STATED EXERCISE:
Search the records below for the word "name" and show every line where it occurs.

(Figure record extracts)
************

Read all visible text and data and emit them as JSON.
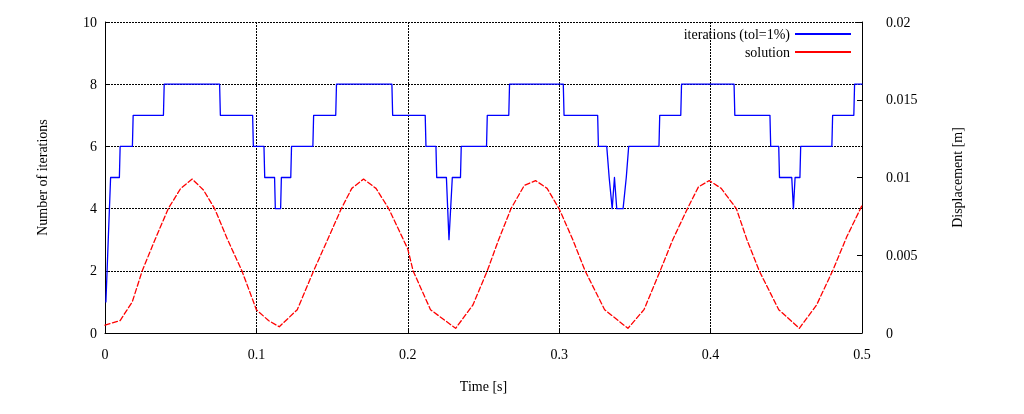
{
  "chart_data": {
    "type": "line",
    "xlabel": "Time [s]",
    "ylabel": "Number of iterations",
    "y2label": "Displacement [m]",
    "xlim": [
      0,
      0.5
    ],
    "xticks": [
      0,
      0.1,
      0.2,
      0.3,
      0.4,
      0.5
    ],
    "ylim": [
      0,
      10
    ],
    "yticks": [
      0,
      2,
      4,
      6,
      8,
      10
    ],
    "y2lim": [
      0,
      0.02
    ],
    "y2ticks": [
      0,
      0.005,
      0.01,
      0.015,
      0.02
    ],
    "grid": true,
    "legend": "top right",
    "marker": "none",
    "series": [
      {
        "name": "iterations (tol=1%)",
        "color": "#0000ff",
        "line_style": "solid",
        "x": [
          0.0006,
          0.0037,
          0.0095,
          0.01,
          0.0181,
          0.0186,
          0.0386,
          0.0391,
          0.0757,
          0.0762,
          0.0975,
          0.098,
          0.105,
          0.1055,
          0.112,
          0.1125,
          0.116,
          0.1165,
          0.1227,
          0.1232,
          0.1373,
          0.1378,
          0.1524,
          0.1529,
          0.1895,
          0.19,
          0.2115,
          0.212,
          0.2186,
          0.2191,
          0.2255,
          0.2272,
          0.2294,
          0.2348,
          0.2353,
          0.252,
          0.2525,
          0.2667,
          0.2672,
          0.3027,
          0.3032,
          0.3254,
          0.3259,
          0.3314,
          0.333,
          0.335,
          0.3365,
          0.338,
          0.3422,
          0.3443,
          0.3459,
          0.3659,
          0.3664,
          0.3803,
          0.3808,
          0.4155,
          0.416,
          0.4392,
          0.4397,
          0.445,
          0.4455,
          0.4536,
          0.4547,
          0.4558,
          0.459,
          0.4595,
          0.4801,
          0.4806,
          0.4946,
          0.4951,
          0.5
        ],
        "values": [
          1,
          5,
          5,
          6,
          6,
          7,
          7,
          8,
          8,
          7,
          7,
          6,
          6,
          5,
          5,
          4,
          4,
          5,
          5,
          6,
          6,
          7,
          7,
          8,
          8,
          7,
          7,
          6,
          6,
          5,
          5,
          3,
          5,
          5,
          6,
          6,
          7,
          7,
          8,
          8,
          7,
          7,
          6,
          6,
          5,
          4,
          5,
          4,
          4,
          5,
          6,
          6,
          7,
          7,
          8,
          8,
          7,
          7,
          6,
          6,
          5,
          5,
          4,
          5,
          5,
          6,
          6,
          7,
          7,
          8,
          8
        ]
      },
      {
        "name": "solution",
        "color": "#ff0000",
        "line_style": "dashed",
        "axis": "y2",
        "x": [
          0,
          0.01,
          0.018,
          0.0246,
          0.033,
          0.0418,
          0.05,
          0.0576,
          0.065,
          0.0724,
          0.081,
          0.0904,
          0.1,
          0.108,
          0.1151,
          0.127,
          0.1378,
          0.147,
          0.1561,
          0.163,
          0.1708,
          0.179,
          0.1874,
          0.2,
          0.2035,
          0.215,
          0.2316,
          0.243,
          0.2525,
          0.26,
          0.2682,
          0.277,
          0.2844,
          0.292,
          0.2999,
          0.309,
          0.3171,
          0.33,
          0.3454,
          0.356,
          0.3667,
          0.375,
          0.3847,
          0.392,
          0.3991,
          0.407,
          0.417,
          0.424,
          0.4321,
          0.445,
          0.4586,
          0.47,
          0.4806,
          0.49,
          0.5
        ],
        "values": [
          0.0005,
          0.0008,
          0.002,
          0.004,
          0.006,
          0.008,
          0.0093,
          0.0099,
          0.0092,
          0.008,
          0.006,
          0.004,
          0.0015,
          0.0008,
          0.0004,
          0.0015,
          0.004,
          0.006,
          0.008,
          0.0093,
          0.0099,
          0.0093,
          0.008,
          0.0054,
          0.004,
          0.0015,
          0.0003,
          0.0018,
          0.004,
          0.006,
          0.008,
          0.0095,
          0.0098,
          0.0093,
          0.008,
          0.006,
          0.004,
          0.0015,
          0.0003,
          0.0015,
          0.004,
          0.006,
          0.008,
          0.0094,
          0.0098,
          0.0093,
          0.008,
          0.006,
          0.004,
          0.0015,
          0.0003,
          0.0018,
          0.004,
          0.0062,
          0.0082
        ]
      }
    ]
  }
}
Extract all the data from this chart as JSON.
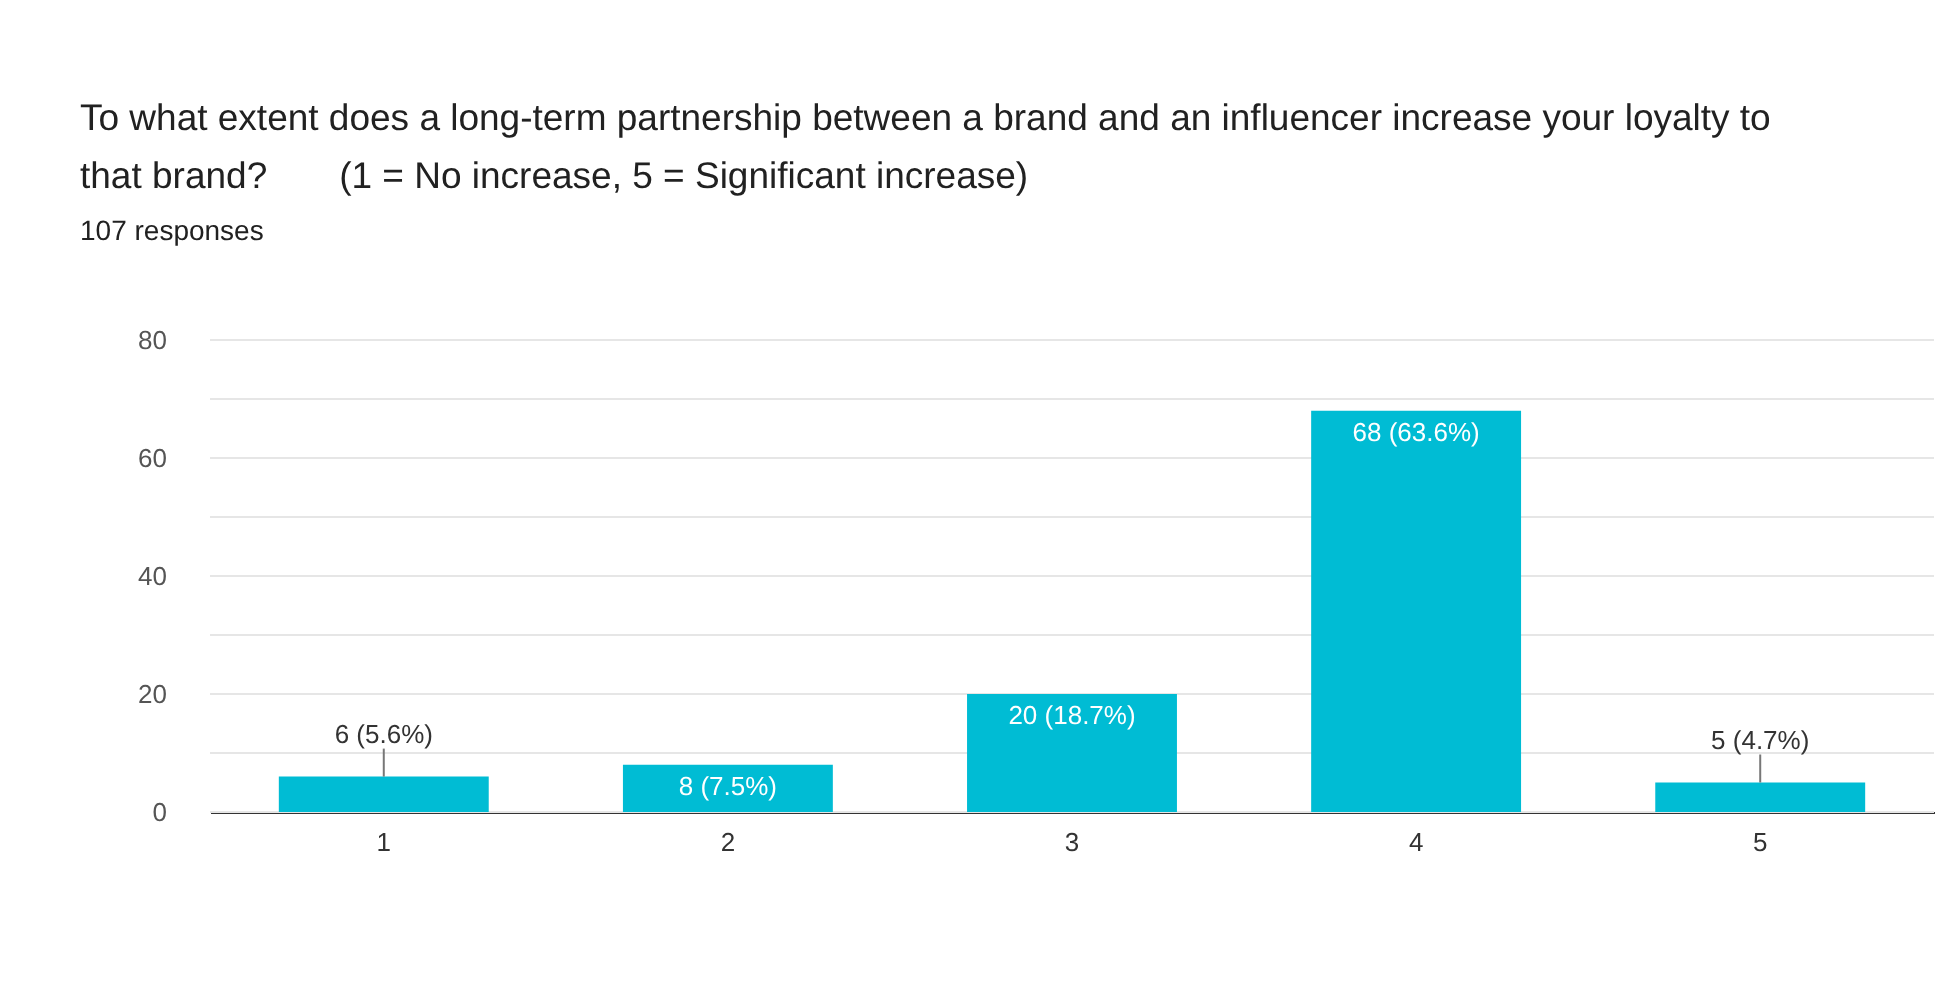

************

THE RESULT:
        "name": "iterations (tol=1%)",
        "name": "solution",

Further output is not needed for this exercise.